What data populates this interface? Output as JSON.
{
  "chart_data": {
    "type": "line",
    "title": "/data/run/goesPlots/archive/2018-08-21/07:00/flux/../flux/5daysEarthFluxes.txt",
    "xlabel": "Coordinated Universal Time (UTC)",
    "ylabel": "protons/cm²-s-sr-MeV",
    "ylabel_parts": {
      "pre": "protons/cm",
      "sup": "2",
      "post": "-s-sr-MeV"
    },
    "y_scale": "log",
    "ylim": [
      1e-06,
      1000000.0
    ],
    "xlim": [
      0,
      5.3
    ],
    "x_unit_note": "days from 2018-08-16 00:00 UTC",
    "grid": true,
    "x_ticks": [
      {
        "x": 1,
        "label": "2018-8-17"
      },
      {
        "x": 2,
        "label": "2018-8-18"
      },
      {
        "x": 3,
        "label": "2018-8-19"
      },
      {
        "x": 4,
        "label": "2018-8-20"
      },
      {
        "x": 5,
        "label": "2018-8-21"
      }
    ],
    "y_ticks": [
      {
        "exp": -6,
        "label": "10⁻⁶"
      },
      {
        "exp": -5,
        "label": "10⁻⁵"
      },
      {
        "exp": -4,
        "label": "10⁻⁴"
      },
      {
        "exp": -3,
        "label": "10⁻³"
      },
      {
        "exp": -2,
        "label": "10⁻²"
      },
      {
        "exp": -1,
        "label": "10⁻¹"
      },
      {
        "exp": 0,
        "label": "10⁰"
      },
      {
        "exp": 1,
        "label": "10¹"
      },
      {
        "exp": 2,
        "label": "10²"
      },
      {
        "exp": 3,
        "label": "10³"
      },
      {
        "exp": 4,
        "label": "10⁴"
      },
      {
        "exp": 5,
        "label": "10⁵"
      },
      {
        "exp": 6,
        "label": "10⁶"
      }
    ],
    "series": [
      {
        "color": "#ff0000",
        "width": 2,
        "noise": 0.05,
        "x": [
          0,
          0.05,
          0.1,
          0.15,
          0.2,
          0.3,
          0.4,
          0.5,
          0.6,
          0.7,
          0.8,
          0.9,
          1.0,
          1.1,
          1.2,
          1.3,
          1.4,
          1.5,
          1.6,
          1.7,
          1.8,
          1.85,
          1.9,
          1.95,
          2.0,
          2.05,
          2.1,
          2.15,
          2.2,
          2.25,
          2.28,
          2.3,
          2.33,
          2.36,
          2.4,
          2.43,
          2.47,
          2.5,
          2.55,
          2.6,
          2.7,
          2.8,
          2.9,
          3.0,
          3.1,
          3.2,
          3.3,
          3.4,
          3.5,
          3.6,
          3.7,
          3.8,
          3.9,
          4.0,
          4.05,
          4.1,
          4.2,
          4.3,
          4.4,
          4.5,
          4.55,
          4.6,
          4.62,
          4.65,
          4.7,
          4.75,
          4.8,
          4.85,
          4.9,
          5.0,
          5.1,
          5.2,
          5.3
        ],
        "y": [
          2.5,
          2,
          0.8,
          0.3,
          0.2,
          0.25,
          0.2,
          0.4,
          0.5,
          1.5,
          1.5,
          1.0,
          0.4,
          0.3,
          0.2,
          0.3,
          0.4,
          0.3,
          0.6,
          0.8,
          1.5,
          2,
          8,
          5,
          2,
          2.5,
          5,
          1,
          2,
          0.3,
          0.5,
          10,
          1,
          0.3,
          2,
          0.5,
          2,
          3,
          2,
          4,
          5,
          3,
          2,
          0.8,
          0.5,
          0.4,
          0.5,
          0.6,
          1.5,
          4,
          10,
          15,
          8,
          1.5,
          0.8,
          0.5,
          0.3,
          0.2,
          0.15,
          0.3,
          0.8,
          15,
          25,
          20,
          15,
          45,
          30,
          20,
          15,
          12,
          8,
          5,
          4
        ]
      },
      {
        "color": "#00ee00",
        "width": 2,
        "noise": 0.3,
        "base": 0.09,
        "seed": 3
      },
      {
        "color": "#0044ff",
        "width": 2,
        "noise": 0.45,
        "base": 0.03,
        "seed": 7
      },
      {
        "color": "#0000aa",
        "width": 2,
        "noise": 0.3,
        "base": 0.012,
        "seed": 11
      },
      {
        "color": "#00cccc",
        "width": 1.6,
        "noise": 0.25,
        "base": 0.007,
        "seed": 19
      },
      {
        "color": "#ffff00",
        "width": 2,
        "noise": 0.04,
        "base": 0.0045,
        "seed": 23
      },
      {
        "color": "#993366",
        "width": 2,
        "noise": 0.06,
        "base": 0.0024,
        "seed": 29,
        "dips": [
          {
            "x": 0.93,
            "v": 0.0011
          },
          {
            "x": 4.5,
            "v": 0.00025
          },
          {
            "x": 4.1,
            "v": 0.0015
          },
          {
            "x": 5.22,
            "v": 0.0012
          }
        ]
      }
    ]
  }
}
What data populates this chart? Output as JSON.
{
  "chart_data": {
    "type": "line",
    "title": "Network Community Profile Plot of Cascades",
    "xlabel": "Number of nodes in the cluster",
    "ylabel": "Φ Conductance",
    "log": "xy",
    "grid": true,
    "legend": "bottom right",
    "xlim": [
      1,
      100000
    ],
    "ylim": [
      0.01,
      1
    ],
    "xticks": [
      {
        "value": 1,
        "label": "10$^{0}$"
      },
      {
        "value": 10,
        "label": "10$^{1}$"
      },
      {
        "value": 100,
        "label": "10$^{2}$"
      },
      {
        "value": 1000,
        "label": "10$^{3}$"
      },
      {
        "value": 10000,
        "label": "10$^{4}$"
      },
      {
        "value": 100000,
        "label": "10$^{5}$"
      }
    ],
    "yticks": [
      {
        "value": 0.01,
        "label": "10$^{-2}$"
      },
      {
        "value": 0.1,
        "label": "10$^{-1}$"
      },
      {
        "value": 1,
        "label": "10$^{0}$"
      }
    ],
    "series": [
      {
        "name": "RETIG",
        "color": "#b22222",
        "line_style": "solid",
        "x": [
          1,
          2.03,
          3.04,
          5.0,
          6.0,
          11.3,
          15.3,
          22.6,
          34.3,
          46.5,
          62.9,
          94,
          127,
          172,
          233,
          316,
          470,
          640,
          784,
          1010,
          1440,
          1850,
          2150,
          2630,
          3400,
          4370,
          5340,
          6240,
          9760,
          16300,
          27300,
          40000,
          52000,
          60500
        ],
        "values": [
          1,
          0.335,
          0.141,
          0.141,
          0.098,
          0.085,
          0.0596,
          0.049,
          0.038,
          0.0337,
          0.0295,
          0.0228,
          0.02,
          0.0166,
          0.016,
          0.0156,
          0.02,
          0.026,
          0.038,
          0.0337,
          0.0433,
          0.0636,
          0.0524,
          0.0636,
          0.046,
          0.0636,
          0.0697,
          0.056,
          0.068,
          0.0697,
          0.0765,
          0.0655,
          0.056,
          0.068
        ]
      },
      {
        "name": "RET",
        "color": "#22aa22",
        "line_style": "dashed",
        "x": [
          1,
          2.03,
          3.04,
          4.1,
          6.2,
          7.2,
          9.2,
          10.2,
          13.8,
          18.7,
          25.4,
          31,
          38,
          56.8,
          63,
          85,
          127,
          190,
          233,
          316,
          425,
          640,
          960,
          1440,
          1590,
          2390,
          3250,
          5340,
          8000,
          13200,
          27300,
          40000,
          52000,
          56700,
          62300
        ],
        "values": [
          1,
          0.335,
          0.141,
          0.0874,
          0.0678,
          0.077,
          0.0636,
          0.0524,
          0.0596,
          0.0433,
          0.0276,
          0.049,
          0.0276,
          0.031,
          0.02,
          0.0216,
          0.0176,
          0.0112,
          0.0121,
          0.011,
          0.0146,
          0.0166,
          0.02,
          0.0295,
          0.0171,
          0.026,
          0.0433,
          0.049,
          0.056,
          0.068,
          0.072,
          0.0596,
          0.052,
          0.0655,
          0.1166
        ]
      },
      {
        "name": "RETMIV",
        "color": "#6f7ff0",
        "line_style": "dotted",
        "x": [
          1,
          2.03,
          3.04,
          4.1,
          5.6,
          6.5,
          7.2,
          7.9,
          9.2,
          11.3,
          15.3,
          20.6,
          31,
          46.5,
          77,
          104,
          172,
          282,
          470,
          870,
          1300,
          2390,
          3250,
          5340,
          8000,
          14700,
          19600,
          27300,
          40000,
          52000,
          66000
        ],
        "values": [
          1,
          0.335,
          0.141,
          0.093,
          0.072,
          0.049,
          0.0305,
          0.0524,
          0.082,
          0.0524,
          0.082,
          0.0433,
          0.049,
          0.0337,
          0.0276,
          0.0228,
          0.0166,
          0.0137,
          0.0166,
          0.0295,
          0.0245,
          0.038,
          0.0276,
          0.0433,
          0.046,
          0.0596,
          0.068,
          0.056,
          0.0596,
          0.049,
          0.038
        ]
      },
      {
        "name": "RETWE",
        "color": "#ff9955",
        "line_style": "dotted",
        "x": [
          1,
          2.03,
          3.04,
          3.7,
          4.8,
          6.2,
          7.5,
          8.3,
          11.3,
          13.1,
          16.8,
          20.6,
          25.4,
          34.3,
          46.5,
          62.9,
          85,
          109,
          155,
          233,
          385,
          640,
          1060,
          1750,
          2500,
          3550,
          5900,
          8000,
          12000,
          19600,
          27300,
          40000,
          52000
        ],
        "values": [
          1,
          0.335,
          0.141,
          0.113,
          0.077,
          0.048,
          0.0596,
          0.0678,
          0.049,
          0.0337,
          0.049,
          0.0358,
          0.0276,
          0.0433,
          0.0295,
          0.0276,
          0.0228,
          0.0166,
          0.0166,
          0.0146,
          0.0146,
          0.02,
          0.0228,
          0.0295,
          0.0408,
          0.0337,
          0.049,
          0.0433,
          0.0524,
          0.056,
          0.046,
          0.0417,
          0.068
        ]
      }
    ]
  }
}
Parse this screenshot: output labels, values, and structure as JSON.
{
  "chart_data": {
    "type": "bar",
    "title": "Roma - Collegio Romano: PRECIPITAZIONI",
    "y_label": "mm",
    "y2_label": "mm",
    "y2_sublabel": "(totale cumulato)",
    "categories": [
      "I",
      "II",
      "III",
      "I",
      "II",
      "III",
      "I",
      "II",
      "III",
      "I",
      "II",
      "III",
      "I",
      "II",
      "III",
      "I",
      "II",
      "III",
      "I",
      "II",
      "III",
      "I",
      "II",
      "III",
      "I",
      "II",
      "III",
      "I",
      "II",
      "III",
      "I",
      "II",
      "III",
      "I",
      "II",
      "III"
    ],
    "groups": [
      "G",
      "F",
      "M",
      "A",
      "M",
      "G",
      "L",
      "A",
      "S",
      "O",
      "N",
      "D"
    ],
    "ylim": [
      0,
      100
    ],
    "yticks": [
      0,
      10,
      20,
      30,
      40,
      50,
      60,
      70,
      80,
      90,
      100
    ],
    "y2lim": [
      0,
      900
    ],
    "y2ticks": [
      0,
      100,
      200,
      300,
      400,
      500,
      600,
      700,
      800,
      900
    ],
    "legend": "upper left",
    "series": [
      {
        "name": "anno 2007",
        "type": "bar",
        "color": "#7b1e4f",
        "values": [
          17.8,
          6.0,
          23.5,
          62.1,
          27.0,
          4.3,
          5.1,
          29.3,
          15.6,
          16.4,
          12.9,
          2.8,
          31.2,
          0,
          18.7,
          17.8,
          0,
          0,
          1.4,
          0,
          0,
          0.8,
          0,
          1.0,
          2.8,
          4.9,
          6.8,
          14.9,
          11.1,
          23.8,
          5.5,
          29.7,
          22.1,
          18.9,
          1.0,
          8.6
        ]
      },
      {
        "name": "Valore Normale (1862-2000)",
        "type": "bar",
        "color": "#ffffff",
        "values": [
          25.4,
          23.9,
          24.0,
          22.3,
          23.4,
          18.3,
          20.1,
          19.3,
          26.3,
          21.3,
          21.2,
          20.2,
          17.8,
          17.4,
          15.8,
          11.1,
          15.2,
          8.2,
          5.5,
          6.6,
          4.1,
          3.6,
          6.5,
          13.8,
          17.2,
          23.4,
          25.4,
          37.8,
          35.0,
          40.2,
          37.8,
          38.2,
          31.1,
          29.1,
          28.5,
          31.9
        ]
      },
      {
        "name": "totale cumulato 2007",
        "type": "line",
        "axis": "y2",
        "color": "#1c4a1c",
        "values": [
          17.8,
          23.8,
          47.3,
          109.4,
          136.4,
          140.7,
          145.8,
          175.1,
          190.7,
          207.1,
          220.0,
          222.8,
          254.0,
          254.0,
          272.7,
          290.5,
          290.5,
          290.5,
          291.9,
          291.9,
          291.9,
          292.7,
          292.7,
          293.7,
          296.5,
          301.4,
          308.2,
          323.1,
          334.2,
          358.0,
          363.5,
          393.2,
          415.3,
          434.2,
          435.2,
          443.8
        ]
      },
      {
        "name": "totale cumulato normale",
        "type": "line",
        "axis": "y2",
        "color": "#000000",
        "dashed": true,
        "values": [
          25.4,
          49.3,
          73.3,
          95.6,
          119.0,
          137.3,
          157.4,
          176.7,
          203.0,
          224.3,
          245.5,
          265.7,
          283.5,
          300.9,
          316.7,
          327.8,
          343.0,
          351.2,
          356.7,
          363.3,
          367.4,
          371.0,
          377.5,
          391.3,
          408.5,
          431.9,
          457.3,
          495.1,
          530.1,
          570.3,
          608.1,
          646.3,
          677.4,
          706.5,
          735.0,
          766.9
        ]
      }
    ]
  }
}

=-=-=

> Task objective
Copy out every line in the entries above that holds "legend".

> Final result
    "legend": "bottom right",
    "legend": "upper left",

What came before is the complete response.